Copy out the lines that have "pursuant" in them.

-- Start of SUPPLIED INFORMATION --

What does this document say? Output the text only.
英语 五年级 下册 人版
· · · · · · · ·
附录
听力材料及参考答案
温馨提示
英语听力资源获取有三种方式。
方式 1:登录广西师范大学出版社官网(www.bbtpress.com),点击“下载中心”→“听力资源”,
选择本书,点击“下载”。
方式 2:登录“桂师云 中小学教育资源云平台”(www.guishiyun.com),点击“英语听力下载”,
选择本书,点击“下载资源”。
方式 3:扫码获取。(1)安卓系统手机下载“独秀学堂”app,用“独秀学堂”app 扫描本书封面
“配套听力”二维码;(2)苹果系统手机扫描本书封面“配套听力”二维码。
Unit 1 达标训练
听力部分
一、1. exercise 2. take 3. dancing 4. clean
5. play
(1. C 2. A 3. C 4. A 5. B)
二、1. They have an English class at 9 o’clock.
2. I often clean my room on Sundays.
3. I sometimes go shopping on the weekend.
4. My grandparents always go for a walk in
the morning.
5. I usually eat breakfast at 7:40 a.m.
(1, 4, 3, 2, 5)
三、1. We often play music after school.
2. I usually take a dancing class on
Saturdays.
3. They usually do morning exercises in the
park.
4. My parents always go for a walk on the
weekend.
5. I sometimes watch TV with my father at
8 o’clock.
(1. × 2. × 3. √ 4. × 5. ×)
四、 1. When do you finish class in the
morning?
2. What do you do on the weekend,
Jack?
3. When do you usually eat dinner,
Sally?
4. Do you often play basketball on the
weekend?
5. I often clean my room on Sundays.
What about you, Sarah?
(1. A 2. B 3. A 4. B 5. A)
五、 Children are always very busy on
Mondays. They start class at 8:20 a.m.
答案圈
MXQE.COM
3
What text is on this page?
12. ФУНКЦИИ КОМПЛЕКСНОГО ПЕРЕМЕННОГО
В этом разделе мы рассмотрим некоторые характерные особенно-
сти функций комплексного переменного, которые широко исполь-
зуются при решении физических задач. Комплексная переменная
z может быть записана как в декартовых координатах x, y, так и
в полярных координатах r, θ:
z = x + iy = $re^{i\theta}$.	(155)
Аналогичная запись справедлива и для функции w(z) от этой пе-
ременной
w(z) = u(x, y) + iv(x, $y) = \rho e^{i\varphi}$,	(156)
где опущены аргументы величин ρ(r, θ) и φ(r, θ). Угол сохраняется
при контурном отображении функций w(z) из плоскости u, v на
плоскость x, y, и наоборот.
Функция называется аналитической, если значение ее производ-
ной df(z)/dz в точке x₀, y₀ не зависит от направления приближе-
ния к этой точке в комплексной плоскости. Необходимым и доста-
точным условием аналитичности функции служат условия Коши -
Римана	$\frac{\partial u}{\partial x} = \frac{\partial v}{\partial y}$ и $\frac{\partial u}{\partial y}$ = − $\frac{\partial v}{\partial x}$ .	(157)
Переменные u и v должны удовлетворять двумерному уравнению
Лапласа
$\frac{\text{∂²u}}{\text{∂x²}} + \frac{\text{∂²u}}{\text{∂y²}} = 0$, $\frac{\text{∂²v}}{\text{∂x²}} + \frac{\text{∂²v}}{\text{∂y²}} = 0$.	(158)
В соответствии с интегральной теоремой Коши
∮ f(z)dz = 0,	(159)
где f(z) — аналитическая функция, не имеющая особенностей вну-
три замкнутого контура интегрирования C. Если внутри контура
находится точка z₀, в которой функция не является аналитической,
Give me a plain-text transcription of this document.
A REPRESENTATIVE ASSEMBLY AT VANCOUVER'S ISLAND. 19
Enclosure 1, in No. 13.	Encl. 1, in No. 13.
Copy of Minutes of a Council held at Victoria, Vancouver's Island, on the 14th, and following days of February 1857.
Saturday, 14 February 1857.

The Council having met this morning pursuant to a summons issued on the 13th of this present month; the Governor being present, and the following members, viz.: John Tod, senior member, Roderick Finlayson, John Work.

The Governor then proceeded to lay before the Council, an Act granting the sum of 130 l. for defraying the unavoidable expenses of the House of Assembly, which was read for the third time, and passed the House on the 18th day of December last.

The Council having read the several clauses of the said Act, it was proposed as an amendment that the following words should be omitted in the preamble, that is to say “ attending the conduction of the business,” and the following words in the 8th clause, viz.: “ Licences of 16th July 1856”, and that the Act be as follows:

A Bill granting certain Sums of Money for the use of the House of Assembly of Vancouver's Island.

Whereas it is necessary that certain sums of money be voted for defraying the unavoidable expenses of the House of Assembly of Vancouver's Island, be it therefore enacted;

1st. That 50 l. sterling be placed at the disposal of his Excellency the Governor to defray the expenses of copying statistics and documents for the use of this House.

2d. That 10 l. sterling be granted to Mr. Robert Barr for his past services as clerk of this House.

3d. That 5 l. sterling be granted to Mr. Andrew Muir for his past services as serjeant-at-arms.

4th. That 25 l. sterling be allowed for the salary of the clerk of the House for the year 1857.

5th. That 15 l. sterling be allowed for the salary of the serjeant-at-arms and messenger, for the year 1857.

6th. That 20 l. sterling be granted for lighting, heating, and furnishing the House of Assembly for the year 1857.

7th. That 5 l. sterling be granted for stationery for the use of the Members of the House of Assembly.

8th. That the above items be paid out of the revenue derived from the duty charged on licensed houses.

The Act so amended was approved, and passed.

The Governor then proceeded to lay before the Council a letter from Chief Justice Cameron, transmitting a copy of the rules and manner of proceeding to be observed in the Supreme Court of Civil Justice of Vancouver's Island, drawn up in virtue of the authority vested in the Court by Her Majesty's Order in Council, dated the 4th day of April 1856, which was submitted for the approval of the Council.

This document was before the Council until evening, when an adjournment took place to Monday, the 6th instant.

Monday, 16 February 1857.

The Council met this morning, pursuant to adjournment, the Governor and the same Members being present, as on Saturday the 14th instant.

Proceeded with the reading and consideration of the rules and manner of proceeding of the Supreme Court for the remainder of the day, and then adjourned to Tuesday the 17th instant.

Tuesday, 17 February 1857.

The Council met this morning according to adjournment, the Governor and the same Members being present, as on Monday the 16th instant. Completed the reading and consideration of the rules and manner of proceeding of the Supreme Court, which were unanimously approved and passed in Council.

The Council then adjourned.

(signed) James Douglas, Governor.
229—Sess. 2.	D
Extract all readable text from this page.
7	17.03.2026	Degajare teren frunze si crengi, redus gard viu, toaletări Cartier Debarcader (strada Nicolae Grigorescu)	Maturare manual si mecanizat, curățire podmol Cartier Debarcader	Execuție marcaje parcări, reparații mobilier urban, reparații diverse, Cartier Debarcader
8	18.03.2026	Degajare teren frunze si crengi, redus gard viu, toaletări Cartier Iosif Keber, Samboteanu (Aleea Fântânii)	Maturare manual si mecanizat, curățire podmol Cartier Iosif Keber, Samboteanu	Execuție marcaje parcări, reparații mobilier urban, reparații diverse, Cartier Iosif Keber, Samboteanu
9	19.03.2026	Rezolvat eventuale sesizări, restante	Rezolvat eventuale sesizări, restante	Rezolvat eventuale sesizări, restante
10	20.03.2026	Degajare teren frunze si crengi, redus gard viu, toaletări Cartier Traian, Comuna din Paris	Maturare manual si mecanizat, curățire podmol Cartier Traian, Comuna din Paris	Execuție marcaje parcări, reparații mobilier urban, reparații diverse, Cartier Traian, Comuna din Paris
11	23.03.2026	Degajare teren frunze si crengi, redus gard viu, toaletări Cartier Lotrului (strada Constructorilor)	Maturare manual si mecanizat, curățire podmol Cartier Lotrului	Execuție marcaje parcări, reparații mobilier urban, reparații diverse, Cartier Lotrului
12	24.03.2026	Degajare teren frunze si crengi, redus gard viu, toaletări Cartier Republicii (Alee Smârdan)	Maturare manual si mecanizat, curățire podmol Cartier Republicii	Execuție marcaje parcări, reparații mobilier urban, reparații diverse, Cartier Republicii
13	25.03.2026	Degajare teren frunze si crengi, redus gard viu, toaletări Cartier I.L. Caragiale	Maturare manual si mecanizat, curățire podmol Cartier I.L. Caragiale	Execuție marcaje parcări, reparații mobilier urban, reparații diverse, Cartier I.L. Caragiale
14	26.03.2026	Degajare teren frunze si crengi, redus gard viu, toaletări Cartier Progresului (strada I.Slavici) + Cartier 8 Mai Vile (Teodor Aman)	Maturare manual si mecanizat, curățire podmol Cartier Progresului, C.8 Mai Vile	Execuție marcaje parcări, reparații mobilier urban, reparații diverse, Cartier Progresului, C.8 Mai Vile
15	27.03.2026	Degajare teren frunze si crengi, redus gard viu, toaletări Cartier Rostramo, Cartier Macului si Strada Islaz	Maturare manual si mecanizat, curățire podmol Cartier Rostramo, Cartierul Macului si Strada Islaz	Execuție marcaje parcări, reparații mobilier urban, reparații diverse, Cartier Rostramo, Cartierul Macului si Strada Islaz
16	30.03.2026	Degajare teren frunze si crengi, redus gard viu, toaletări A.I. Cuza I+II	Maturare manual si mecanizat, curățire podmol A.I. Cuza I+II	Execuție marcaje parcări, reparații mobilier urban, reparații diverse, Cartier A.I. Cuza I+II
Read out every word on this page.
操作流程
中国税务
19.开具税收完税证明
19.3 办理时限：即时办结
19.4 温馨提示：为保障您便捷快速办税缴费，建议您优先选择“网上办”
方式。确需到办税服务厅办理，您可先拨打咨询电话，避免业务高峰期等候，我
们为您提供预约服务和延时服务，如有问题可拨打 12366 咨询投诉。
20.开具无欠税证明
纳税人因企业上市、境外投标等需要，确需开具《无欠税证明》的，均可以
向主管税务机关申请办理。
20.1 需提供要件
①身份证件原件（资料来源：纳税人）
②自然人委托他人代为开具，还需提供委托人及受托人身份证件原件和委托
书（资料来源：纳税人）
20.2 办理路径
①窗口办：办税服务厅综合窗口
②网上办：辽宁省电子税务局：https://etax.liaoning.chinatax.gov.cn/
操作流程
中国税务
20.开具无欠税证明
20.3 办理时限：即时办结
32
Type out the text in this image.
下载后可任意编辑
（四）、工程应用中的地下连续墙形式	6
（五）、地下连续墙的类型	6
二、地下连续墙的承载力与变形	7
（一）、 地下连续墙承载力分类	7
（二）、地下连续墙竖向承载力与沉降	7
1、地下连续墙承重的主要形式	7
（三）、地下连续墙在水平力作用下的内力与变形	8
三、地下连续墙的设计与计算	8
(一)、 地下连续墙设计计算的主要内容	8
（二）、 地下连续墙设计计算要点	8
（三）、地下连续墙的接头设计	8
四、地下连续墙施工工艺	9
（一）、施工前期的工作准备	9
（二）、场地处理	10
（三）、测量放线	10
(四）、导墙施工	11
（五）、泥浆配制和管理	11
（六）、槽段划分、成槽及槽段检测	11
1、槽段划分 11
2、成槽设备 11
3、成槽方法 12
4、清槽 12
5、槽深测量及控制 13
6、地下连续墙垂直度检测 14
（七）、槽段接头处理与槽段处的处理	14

-- End of SUPPLIED INFORMATION --

REPLY:
The Council having met this morning pursuant to a summons issued on the 13th of this present month; the Governor being present, and the following members, viz.: John Tod, senior member, Roderick Finlayson, John Work.
The Council met this morning, pursuant to adjournment, the Governor and the same Members being present, as on Saturday the 14th instant.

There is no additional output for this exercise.